TASK TO CARRY OUT: Give the number of lines in the listing below that include the word "initials", with nothing more.

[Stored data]
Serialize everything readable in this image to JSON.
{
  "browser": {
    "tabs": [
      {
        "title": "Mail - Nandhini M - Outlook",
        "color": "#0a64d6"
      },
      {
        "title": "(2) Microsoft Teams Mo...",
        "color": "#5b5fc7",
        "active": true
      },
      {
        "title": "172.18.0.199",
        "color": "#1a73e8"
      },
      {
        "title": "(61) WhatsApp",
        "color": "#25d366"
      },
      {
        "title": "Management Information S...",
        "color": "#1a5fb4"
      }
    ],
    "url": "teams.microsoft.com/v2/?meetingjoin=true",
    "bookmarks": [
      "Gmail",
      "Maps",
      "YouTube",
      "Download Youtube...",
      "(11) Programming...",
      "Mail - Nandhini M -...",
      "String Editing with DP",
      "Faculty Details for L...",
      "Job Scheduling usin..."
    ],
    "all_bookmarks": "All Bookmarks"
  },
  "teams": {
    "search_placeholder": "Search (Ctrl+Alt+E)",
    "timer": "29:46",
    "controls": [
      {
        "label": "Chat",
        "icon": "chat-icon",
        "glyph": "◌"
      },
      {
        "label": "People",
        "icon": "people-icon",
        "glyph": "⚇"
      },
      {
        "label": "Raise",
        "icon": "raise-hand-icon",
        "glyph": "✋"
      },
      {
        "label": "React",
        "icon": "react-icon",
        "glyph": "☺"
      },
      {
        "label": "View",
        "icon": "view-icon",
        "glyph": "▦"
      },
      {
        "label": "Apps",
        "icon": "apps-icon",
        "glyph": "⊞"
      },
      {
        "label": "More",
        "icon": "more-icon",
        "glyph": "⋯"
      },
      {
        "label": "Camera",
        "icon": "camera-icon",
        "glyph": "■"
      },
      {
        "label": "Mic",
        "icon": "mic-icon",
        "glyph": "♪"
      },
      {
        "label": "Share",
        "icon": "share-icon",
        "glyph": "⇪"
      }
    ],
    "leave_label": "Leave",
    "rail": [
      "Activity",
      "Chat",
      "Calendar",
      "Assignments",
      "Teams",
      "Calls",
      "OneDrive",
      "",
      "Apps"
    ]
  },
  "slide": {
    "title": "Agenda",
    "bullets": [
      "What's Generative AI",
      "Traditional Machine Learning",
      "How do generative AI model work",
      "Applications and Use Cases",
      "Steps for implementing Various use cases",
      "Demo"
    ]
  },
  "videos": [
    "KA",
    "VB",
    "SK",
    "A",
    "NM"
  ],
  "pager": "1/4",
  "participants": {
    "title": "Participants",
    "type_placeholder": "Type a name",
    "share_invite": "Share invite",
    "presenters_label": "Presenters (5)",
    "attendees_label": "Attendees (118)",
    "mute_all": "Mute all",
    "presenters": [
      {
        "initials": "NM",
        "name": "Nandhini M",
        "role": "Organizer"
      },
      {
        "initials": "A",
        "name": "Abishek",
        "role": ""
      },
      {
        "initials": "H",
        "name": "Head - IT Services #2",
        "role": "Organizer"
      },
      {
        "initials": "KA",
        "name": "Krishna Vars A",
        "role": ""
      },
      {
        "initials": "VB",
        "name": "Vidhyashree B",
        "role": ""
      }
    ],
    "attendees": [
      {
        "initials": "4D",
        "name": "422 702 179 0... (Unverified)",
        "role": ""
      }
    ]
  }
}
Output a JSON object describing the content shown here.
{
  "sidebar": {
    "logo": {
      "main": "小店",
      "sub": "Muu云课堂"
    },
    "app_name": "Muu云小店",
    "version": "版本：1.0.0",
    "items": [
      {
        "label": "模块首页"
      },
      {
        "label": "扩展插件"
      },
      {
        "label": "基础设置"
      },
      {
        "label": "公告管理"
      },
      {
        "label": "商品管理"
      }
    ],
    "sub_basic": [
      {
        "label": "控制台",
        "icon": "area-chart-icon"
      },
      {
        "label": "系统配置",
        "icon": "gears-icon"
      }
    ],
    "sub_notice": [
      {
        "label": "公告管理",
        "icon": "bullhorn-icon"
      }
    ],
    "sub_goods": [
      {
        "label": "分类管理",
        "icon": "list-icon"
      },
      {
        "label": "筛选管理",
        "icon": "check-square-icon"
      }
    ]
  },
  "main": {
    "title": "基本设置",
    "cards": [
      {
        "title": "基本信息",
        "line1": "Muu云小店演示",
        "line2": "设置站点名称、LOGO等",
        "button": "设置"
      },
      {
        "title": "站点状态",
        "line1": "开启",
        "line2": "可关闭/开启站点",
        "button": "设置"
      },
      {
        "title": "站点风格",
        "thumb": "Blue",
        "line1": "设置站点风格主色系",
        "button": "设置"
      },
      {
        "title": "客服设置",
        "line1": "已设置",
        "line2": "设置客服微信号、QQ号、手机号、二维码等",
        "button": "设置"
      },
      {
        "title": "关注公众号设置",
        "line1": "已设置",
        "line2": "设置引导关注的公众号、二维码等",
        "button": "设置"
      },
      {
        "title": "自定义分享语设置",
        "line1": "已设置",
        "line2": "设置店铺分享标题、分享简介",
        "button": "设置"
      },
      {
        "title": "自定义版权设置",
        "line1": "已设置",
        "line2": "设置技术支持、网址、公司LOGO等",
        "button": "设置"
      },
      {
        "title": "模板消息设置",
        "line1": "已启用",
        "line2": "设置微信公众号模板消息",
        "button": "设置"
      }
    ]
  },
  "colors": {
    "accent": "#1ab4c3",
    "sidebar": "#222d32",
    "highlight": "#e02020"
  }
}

EXPECTED ANSWER: 6